▸ **EXERCISE OBJECTIVE**: Which lines of the records contain "this"? Collect every one of them.
───── MATERIALS PROVIDED
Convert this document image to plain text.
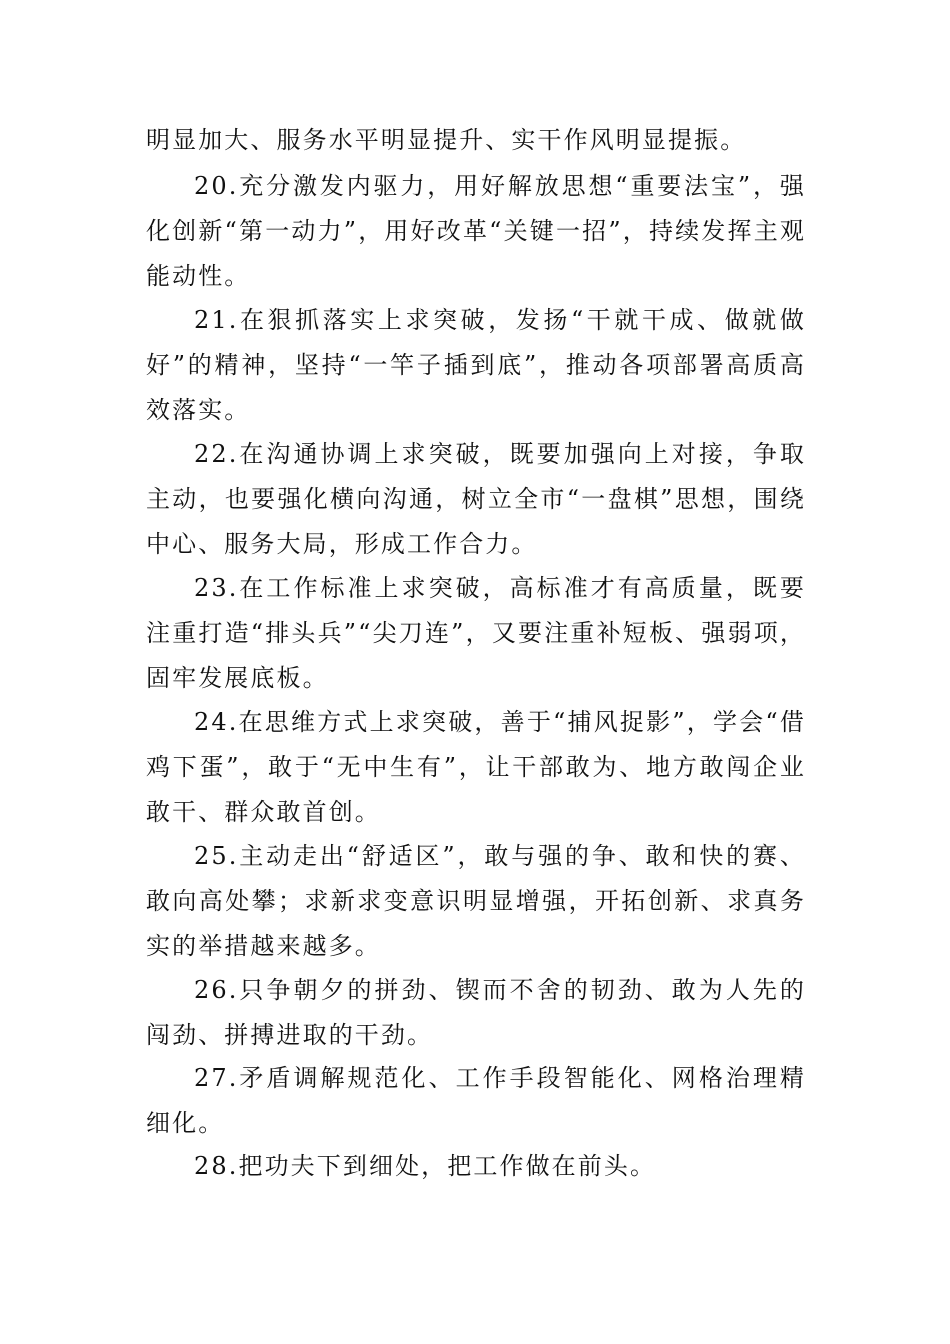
明显加大、服务水平明显提升、实干作风明显提振。

20.充分激发内驱力，用好解放思想“重要法宝”，强化创新“第一动力”，用好改革“关键一招”，持续发挥主观能动性。

21.在狠抓落实上求突破，发扬“干就干成、做就做好”的精神，坚持“一竿子插到底”，推动各项部署高质高效落实。

22.在沟通协调上求突破，既要加强向上对接，争取主动，也要强化横向沟通，树立全市“一盘棋”思想，围绕中心、服务大局，形成工作合力。

23.在工作标准上求突破，高标准才有高质量，既要注重打造“排头兵”“尖刀连”，又要注重补短板、强弱项，固牢发展底板。

24.在思维方式上求突破，善于“捕风捉影”，学会“借鸡下蛋”，敢于“无中生有”，让干部敢为、地方敢闯企业敢干、群众敢首创。

25.主动走出“舒适区”，敢与强的争、敢和快的赛、敢向高处攀；求新求变意识明显增强，开拓创新、求真务实的举措越来越多。

26.只争朝夕的拼劲、锲而不舍的韧劲、敢为人先的闯劲、拼搏进取的干劲。

27.矛盾调解规范化、工作手段智能化、网格治理精细化。

28.把功夫下到细处，把工作做在前头。
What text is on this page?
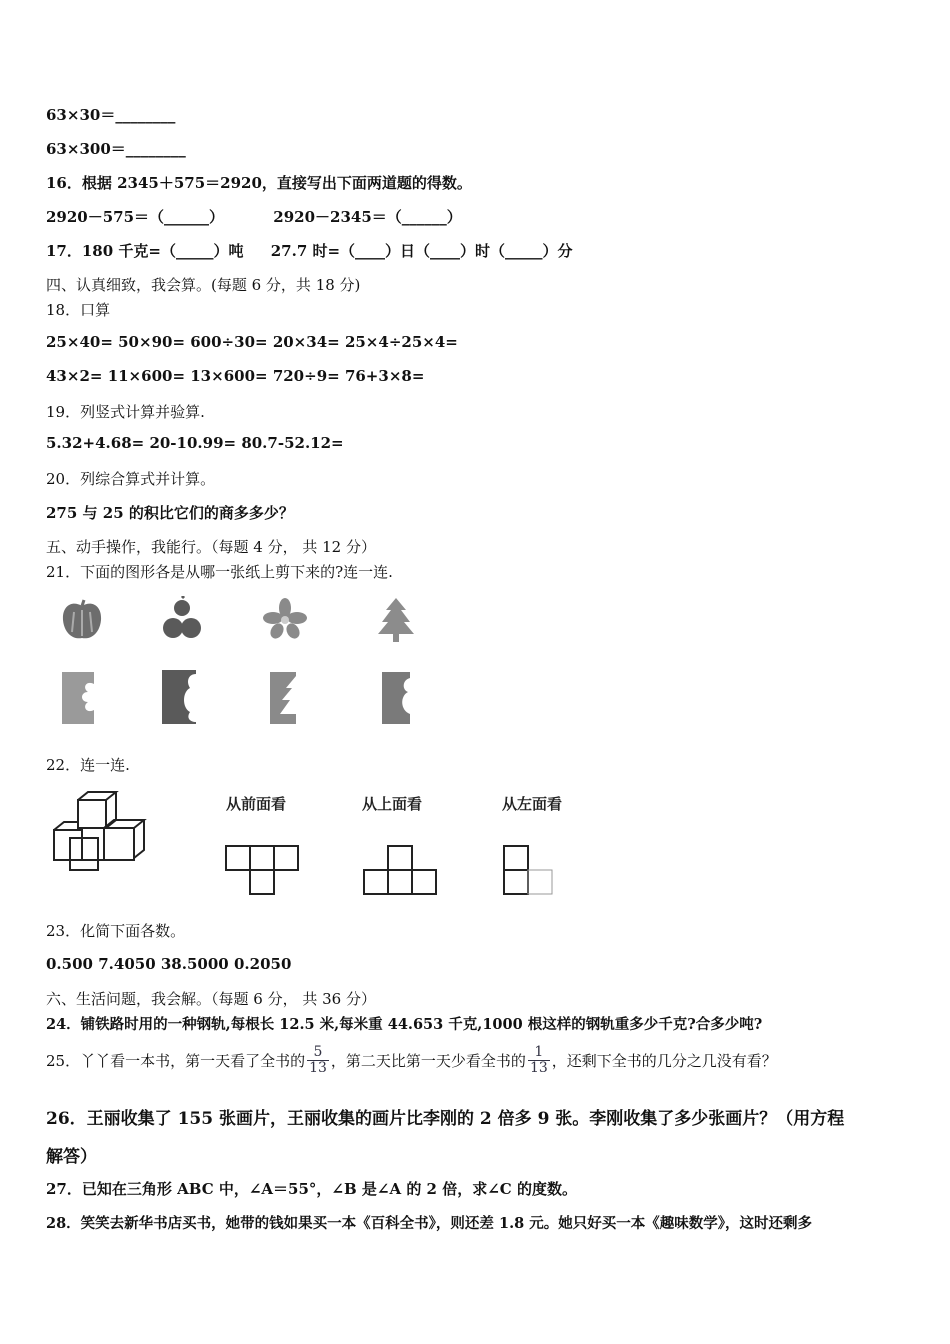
63×30＝________
63×300＝________
16．根据 2345＋575＝2920，直接写出下面两道题的得数。
2920－575＝（______）	2920－2345＝（______）
17．180 千克=（_____）吨 27.7 时=（____）日（____）时（_____）分
四、认真细致，我会算。(每题 6 分，共 18 分)
18．口算
25×40= 50×90= 600÷30= 20×34= 25×4÷25×4=
43×2= 11×600= 13×600= 720÷9= 76+3×8=
19．列竖式计算并验算.
5.32+4.68= 20-10.99= 80.7-52.12=
20．列综合算式并计算。
275 与 25 的积比它们的商多多少？
五、动手操作，我能行。（每题 4 分， 共 12 分）
21．下面的图形各是从哪一张纸上剪下来的?连一连.
22．连一连.
从前面看	从上面看	从左面看
23．化简下面各数。
0.500 7.4050 38.5000 0.2050
六、生活问题，我会解。（每题 6 分， 共 36 分）
24．铺铁路时用的一种钢轨,每根长 12.5 米,每米重 44.653 千克,1000 根这样的钢轨重多少千克?合多少吨?
25．丫丫看一本书，第一天看了全书的 $\frac{5}{13}$ ，第二天比第一天少看全书的 $\frac{1}{13}$ ，还剩下全书的几分之几没有看？
26．王丽收集了 155 张画片，王丽收集的画片比李刚的 2 倍多 9 张。李刚收集了多少张画片？（用方程
解答）
27．已知在三角形 ABC 中，∠A＝55°，∠B 是∠A 的 2 倍，求∠C 的度数。
28．笑笑去新华书店买书，她带的钱如果买一本《百科全书》，则还差 1.8 元。她只好买一本《趣味数学》，这时还剩多
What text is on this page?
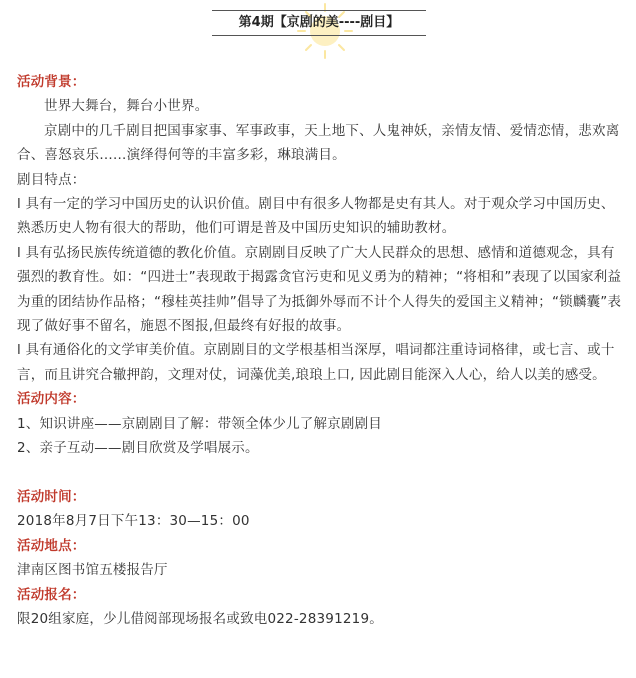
第4期【京剧的美----剧目】

活动背景：

世界大舞台，舞台小世界。

京剧中的几千剧目把国事家事、军事政事，天上地下、人鬼神妖，亲情友情、爱情恋情，悲欢离合、喜怒哀乐……演绎得何等的丰富多彩，琳琅满目。

剧目特点：

l 具有一定的学习中国历史的认识价值。剧目中有很多人物都是史有其人。对于观众学习中国历史、熟悉历史人物有很大的帮助，他们可谓是普及中国历史知识的辅助教材。

l 具有弘扬民族传统道德的教化价值。京剧剧目反映了广大人民群众的思想、感情和道德观念，具有强烈的教育性。如：“四进士”表现敢于揭露贪官污吏和见义勇为的精神；“将相和”表现了以国家利益为重的团结协作品格；“穆桂英挂帅”倡导了为抵御外辱而不计个人得失的爱国主义精神；“锁麟囊”表现了做好事不留名，施恩不图报,但最终有好报的故事。

l 具有通俗化的文学审美价值。京剧剧目的文学根基相当深厚，唱词都注重诗词格律，或七言、或十言，而且讲究合辙押韵，文理对仗，词藻优美,琅琅上口, 因此剧目能深入人心，给人以美的感受。

活动内容：

1、知识讲座——京剧剧目了解：带领全体少儿了解京剧剧目

2、亲子互动——剧目欣赏及学唱展示。

活动时间：

2018年8月7日下午13：30—15：00

活动地点：

津南区图书馆五楼报告厅

活动报名：

限20组家庭，少儿借阅部现场报名或致电022-28391219。
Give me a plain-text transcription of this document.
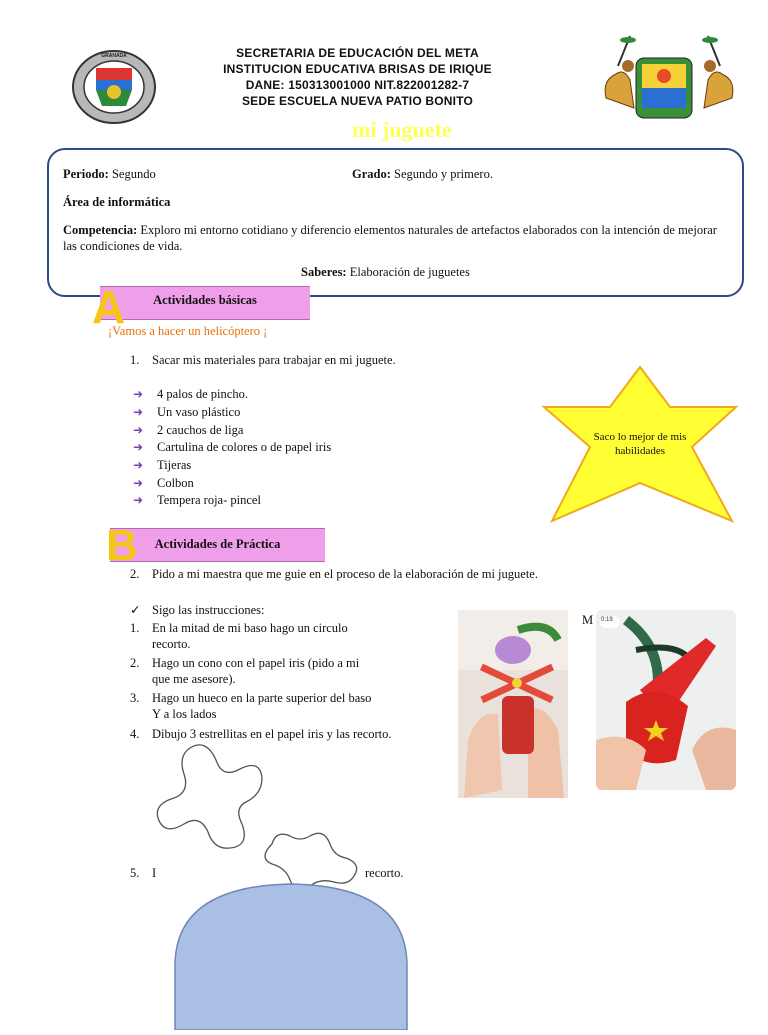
GRANADA	SECRETARIA DE EDUCACIÓN DEL META
INSTITUCION EDUCATIVA BRISAS DE IRIQUE
DANE: 150313001000 NIT.822001282-7
SEDE ESCUELA NUEVA PATIO BONITO
mi juguete
Periodo: Segundo	Grado: Segundo y primero.
Área de informática
Competencia: Exploro mi entorno cotidiano y diferencio elementos naturales de artefactos elaborados con la intención de mejorar las condiciones de vida.
Saberes: Elaboración de juguetes
Actividades básicas
A
¡Vamos a hacer un helicóptero ¡
1. Sacar mis materiales para trabajar en mi juguete.
➜	4 palos de pincho.
➜	Un vaso plástico
➜	2 cauchos de liga
➜	Cartulina de colores o de papel iris
➜	Tijeras
➜	Colbon
➜	Tempera roja- pincel
Saco lo mejor de mis habilidades
Actividades de Práctica
B
2. Pido a mi maestra que me guie en el proceso de la elaboración de mi juguete.
✓ Sigo las instrucciones:
1. En la mitad de mi baso hago un circulo
recorto.
2. Hago un cono con el papel iris (pido a mi
que me asesore).
3. Hago un hueco en la parte superior del baso
Y a los lados
4. Dibujo 3 estrellitas en el papel iris y las recorto.
5. I	recorto.
M 0:19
──────────
▸ **THE COMPLETED TASK**:
Convert this document image to plain text.
What text is on this page?
What text is on this page?
Give me a plain-text transcription of this document.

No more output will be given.